[Begin]
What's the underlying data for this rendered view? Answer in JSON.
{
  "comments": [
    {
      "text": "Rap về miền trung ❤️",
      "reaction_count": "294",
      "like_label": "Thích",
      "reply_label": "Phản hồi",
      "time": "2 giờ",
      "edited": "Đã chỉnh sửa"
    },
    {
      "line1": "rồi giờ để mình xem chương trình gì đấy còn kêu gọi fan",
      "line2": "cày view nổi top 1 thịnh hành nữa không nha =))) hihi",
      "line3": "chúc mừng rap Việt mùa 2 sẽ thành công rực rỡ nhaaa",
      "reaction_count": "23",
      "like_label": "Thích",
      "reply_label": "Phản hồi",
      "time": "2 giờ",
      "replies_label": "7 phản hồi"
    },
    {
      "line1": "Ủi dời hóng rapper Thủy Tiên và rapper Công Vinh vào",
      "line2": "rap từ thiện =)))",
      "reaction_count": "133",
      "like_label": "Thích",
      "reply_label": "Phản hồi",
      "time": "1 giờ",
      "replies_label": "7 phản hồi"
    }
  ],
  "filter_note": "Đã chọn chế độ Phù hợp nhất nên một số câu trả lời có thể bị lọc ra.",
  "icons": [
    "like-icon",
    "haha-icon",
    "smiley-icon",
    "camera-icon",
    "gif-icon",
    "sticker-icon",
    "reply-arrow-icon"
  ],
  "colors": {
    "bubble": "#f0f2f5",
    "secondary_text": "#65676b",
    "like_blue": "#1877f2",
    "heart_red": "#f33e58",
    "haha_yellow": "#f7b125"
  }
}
[End]
▶ _Exercise task_
Each entry must be reproduced verbatim.

▶ _The output_
What's the underlying data for this rendered view? Answer in JSON.
{
  "comments": [
    {
      "text": "Rap về miền trung ❤️",
      "reaction_count": "294",
      "like_label": "Thích",
      "reply_label": "Phản hồi",
      "time": "2 giờ",
      "edited": "Đã chỉnh sửa"
    },
    {
      "line1": "rồi giờ để mình xem chương trình gì đấy còn kêu gọi fan",
      "line2": "cày view nổi top 1 thịnh hành nữa không nha =))) hihi",
      "line3": "chúc mừng rap Việt mùa 2 sẽ thành công rực rỡ nhaaa",
      "reaction_count": "23",
      "like_label": "Thích",
      "reply_label": "Phản hồi",
      "time": "2 giờ",
      "replies_label": "7 phản hồi"
    },
    {
      "line1": "Ủi dời hóng rapper Thủy Tiên và rapper Công Vinh vào",
      "line2": "rap từ thiện =)))",
      "reaction_count": "133",
      "like_label": "Thích",
      "reply_label": "Phản hồi",
      "time": "1 giờ",
      "replies_label": "7 phản hồi"
    }
  ],
  "filter_note": "Đã chọn chế độ Phù hợp nhất nên một số câu trả lời có thể bị lọc ra.",
  "icons": [
    "like-icon",
    "haha-icon",
    "smiley-icon",
    "camera-icon",
    "gif-icon",
    "sticker-icon",
    "reply-arrow-icon"
  ],
  "colors": {
    "bubble": "#f0f2f5",
    "secondary_text": "#65676b",
    "like_blue": "#1877f2",
    "heart_red": "#f33e58",
    "haha_yellow": "#f7b125"
  }
}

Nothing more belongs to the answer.